[Stored items]
::::

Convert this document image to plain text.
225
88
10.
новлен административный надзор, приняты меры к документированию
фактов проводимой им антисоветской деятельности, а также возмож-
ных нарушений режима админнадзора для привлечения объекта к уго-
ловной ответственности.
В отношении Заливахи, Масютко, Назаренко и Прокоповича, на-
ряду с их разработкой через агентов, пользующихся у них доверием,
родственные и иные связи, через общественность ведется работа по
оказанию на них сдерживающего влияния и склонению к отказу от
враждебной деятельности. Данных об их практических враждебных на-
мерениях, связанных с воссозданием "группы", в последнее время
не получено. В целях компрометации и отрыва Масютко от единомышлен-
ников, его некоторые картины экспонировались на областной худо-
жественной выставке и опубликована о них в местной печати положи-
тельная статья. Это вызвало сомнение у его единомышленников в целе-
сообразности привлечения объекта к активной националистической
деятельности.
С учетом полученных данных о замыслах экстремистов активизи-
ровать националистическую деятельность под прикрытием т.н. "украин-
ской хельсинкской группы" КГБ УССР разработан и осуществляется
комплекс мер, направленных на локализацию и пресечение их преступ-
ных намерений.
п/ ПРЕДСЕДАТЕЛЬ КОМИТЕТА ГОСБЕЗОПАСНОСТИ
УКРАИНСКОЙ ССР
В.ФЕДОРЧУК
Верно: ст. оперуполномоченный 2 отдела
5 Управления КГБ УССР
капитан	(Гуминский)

::::

PROBLEM TO SOLVE:
Copy the material above back out, exactly as written.

EXERCISE ANSWER:
Convert this document image to plain text.
225
88
10.
новлен административный надзор, приняты меры к документированию
фактов проводимой им антисоветской деятельности, а также возмож-
ных нарушений режима админнадзора для привлечения объекта к уго-
ловной ответственности.
В отношении Заливахи, Масютко, Назаренко и Прокоповича, на-
ряду с их разработкой через агентов, пользующихся у них доверием,
родственные и иные связи, через общественность ведется работа по
оказанию на них сдерживающего влияния и склонению к отказу от
враждебной деятельности. Данных об их практических враждебных на-
мерениях, связанных с воссозданием "группы", в последнее время
не получено. В целях компрометации и отрыва Масютко от единомышлен-
ников, его некоторые картины экспонировались на областной худо-
жественной выставке и опубликована о них в местной печати положи-
тельная статья. Это вызвало сомнение у его единомышленников в целе-
сообразности привлечения объекта к активной националистической
деятельности.
С учетом полученных данных о замыслах экстремистов активизи-
ровать националистическую деятельность под прикрытием т.н. "украин-
ской хельсинкской группы" КГБ УССР разработан и осуществляется
комплекс мер, направленных на локализацию и пресечение их преступ-
ных намерений.
п/ ПРЕДСЕДАТЕЛЬ КОМИТЕТА ГОСБЕЗОПАСНОСТИ
УКРАИНСКОЙ ССР
В.ФЕДОРЧУК
Верно: ст. оперуполномоченный 2 отдела
5 Управления КГБ УССР
капитан	(Гуминский)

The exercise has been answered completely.